Set exercise: Locate every line below that contains the word "Size" and copy it.

---- Records provided

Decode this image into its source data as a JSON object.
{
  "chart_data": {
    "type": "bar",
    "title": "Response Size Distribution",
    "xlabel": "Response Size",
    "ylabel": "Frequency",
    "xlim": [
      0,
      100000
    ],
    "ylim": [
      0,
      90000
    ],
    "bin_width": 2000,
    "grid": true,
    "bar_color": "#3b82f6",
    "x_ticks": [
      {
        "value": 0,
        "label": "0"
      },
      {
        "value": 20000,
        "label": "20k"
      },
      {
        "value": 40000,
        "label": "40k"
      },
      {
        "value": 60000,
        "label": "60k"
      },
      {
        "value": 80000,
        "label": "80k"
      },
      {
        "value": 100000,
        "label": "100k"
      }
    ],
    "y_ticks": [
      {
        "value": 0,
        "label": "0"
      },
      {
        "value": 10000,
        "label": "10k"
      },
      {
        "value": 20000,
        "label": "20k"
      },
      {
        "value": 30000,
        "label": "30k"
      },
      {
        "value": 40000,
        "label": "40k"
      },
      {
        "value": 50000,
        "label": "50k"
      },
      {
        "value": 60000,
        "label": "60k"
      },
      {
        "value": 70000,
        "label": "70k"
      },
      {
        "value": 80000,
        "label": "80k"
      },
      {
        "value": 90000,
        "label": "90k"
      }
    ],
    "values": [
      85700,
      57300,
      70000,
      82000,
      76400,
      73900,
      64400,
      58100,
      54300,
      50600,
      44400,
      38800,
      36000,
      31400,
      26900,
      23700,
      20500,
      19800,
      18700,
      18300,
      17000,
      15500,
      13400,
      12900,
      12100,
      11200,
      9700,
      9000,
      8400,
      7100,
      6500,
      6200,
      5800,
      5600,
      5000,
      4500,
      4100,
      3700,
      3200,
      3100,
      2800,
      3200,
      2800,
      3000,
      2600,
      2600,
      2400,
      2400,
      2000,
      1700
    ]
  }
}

--------

Final result:
    "title": "Response Size Distribution",
    "xlabel": "Response Size",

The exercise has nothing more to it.